>> start
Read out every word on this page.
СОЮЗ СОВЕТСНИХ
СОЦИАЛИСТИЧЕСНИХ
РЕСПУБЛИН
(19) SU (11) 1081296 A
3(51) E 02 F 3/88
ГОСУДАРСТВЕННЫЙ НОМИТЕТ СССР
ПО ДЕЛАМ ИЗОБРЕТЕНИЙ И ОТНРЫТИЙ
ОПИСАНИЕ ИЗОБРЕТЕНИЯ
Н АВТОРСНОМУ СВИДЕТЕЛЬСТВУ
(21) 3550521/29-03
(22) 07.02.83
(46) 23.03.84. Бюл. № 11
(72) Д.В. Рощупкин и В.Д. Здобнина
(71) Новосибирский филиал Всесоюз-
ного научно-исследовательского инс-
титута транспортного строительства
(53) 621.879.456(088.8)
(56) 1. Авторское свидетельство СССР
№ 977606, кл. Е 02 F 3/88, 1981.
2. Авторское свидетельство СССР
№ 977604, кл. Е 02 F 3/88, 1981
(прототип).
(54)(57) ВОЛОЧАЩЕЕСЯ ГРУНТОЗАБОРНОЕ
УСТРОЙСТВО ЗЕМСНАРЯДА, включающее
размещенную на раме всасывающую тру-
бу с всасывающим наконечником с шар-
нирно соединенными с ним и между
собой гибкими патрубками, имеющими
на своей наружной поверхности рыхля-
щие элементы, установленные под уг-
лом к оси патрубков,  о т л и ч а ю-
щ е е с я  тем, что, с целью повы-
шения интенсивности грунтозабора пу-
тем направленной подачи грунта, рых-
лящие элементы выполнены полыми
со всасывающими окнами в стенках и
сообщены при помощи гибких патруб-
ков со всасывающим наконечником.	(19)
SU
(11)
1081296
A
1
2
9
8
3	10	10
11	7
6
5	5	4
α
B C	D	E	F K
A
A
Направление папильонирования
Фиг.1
>> end
To do: Return every line above in which the string "наконечником" occurs.

Answer for the task:
бу с всасывающим наконечником с шар-
ков со всасывающим наконечником.	(19)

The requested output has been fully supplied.